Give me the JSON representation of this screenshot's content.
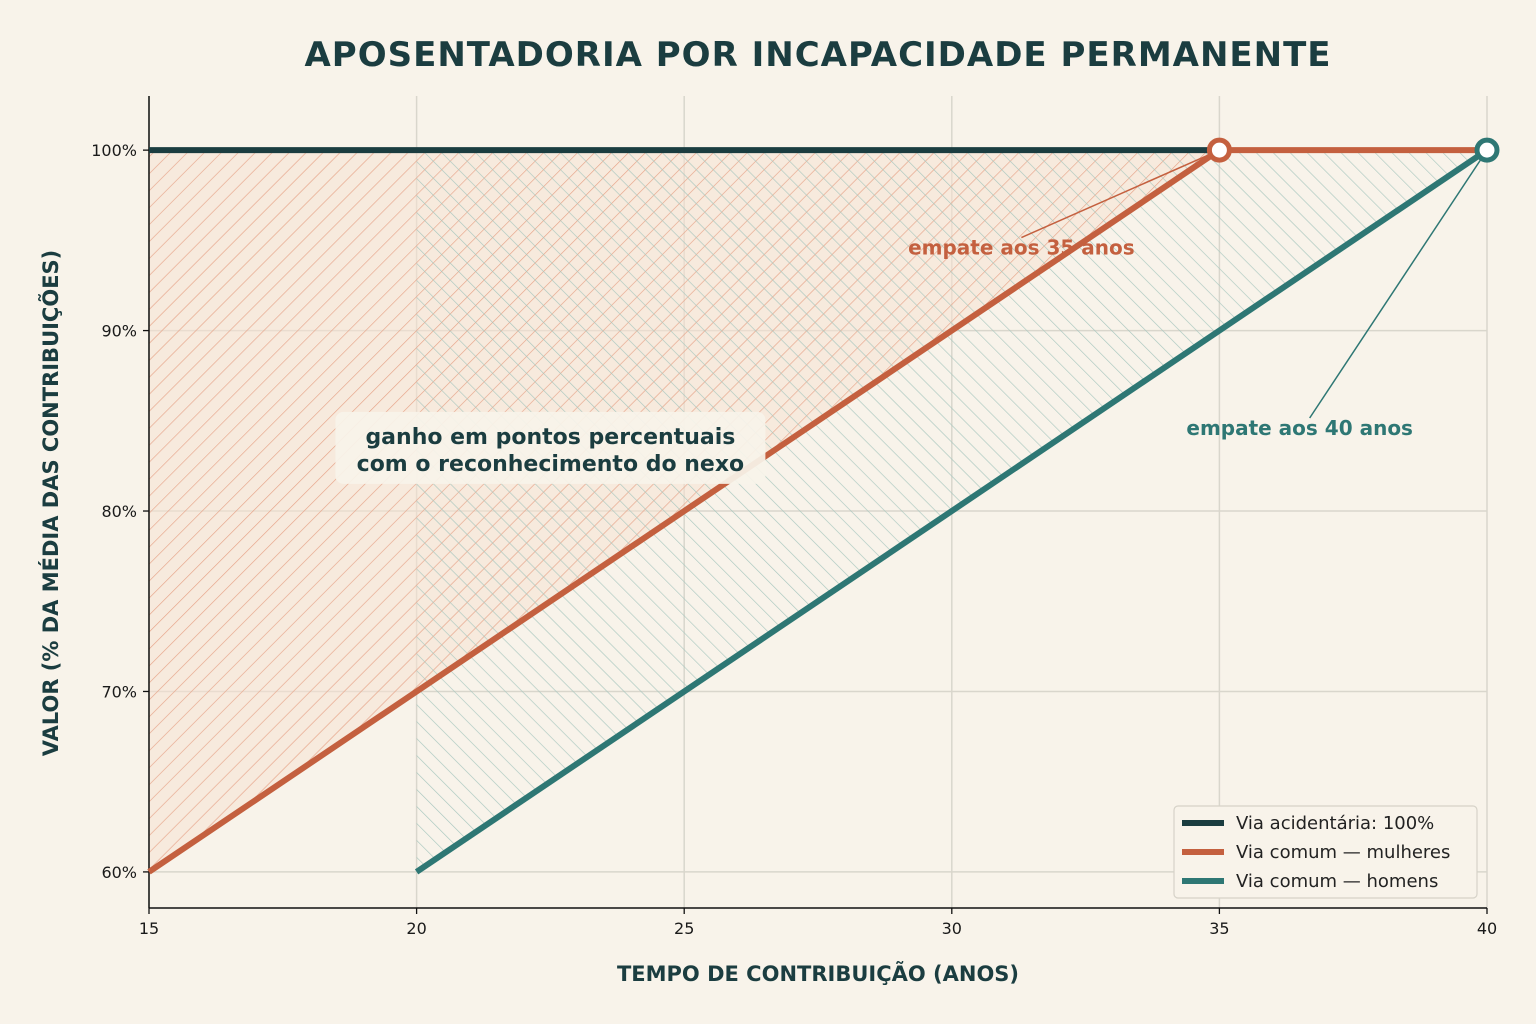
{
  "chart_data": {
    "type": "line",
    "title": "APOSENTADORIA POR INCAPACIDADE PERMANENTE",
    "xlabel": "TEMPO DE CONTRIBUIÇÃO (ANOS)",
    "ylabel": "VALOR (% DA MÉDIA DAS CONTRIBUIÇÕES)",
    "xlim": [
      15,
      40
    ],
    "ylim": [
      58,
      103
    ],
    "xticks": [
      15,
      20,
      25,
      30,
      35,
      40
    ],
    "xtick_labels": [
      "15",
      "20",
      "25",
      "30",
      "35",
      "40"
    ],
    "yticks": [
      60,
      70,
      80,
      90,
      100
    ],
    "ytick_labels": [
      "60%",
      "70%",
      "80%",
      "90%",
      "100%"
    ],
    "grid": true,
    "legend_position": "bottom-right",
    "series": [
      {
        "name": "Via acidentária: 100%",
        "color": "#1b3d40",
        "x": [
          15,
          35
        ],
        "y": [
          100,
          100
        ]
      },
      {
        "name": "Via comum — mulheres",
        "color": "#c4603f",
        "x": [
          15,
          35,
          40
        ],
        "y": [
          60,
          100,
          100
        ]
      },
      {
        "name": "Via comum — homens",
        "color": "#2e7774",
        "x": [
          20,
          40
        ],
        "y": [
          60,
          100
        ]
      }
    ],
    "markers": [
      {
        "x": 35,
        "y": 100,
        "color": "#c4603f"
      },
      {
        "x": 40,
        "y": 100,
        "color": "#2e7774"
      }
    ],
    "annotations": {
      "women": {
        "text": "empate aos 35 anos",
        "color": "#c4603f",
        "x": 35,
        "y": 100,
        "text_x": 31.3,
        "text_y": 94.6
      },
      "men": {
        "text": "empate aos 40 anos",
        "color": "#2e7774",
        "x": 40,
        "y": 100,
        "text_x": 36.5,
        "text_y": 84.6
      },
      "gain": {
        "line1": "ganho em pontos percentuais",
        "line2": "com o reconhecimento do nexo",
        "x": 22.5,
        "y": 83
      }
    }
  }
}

============================================================

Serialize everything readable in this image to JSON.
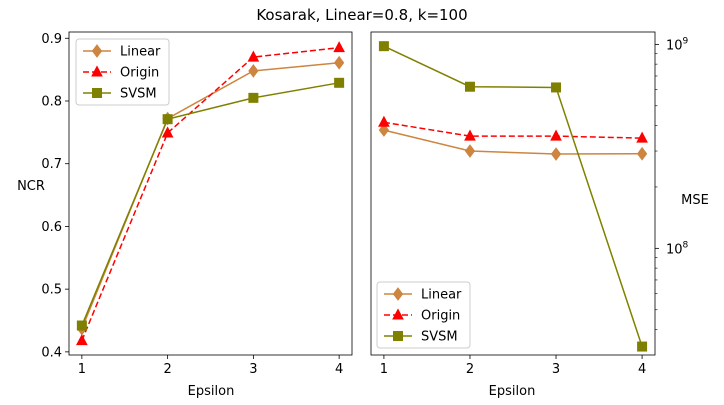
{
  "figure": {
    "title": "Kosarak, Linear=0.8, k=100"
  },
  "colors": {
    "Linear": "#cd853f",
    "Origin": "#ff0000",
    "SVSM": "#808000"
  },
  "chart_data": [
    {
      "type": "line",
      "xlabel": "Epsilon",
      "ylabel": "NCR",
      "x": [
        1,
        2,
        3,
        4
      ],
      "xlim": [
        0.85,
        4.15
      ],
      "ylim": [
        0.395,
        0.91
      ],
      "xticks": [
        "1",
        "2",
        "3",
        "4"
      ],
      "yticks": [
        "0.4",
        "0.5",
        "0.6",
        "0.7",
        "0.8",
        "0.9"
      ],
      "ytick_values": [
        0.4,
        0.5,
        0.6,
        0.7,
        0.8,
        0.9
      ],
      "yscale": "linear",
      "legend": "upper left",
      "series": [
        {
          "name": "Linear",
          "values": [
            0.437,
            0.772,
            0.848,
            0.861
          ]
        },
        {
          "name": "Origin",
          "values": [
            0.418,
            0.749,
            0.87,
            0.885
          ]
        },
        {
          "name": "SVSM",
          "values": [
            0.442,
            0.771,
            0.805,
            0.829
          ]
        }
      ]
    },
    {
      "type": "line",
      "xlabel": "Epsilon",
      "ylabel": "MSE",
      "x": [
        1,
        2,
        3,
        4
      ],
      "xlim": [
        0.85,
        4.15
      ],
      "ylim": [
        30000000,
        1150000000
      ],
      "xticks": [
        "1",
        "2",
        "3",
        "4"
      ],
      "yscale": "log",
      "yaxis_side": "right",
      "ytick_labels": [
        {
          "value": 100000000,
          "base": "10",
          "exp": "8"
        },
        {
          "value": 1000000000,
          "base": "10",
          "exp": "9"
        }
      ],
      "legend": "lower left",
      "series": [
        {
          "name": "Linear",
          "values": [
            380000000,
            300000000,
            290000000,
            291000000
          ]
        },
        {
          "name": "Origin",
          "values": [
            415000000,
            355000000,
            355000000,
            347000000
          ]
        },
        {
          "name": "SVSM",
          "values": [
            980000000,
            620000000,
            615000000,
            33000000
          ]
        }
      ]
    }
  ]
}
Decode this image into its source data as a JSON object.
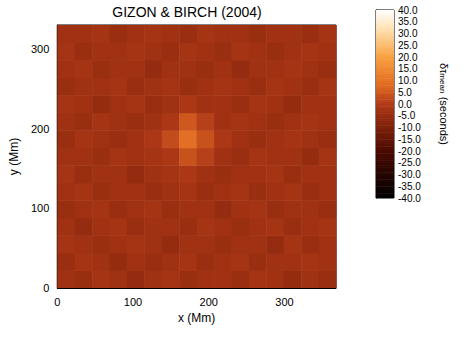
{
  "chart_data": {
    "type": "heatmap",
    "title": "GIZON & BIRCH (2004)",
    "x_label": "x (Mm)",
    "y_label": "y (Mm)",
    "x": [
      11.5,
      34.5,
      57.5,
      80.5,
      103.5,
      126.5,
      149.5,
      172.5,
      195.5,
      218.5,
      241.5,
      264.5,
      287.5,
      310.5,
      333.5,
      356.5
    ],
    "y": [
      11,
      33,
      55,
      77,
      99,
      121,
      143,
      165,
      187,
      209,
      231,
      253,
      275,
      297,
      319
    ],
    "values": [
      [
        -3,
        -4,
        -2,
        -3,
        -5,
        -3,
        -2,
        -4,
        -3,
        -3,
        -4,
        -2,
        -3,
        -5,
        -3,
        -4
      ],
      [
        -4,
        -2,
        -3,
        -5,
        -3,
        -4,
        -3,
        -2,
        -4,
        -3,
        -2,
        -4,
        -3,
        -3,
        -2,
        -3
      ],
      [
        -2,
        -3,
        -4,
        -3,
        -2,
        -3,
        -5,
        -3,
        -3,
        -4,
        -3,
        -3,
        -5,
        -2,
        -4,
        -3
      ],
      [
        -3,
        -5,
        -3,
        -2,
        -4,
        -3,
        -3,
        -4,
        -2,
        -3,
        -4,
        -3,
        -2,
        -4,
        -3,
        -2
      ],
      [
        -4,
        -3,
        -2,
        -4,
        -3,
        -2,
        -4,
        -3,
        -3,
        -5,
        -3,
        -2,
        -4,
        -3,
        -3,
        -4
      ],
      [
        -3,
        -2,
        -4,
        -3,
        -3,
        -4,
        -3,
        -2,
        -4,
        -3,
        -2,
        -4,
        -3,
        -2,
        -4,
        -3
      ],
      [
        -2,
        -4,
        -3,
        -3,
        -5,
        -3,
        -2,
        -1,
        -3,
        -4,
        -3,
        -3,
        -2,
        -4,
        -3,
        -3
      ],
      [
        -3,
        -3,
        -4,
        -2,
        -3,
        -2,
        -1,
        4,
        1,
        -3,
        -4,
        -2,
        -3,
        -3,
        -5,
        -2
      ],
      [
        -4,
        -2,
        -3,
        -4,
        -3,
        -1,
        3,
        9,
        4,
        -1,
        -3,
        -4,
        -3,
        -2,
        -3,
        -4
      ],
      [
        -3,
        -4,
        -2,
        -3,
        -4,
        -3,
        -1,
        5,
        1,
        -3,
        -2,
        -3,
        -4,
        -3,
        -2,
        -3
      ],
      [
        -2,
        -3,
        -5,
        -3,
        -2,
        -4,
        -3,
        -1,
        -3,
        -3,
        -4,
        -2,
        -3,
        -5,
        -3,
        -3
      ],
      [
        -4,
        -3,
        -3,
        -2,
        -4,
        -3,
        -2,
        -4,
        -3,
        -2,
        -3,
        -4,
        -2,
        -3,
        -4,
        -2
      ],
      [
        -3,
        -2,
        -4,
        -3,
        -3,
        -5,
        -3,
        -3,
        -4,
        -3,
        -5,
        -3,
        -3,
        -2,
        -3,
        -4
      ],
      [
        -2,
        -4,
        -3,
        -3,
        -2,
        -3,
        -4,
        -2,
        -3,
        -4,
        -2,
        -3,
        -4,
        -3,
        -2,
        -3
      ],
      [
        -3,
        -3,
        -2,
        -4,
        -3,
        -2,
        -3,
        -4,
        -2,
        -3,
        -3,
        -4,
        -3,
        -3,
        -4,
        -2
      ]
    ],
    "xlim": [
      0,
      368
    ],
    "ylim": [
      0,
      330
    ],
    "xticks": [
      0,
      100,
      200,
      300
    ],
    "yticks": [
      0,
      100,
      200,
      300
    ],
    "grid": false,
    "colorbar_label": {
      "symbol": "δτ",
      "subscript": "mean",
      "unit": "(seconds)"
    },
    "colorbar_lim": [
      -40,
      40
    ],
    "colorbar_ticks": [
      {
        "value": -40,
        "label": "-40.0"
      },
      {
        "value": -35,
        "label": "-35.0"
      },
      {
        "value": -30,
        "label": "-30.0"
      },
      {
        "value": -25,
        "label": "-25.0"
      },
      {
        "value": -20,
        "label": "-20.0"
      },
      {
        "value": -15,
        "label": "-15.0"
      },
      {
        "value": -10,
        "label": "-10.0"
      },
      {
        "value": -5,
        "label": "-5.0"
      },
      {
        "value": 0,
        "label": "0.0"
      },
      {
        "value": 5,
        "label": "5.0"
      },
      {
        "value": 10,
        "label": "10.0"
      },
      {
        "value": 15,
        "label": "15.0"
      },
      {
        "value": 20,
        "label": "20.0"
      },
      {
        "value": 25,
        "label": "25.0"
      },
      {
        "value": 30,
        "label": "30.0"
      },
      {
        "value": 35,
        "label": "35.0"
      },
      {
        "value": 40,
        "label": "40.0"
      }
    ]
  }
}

============================================================

* _WORK TO COMPLETE_
Which lines above hold the word "JSON"? Copy each of them.

* _EXERCISE RESULT_
Give me the JSON representation of this screenshot's content.
Serialize everything readable in this image to JSON.
Decode this image into its source data as a JSON object.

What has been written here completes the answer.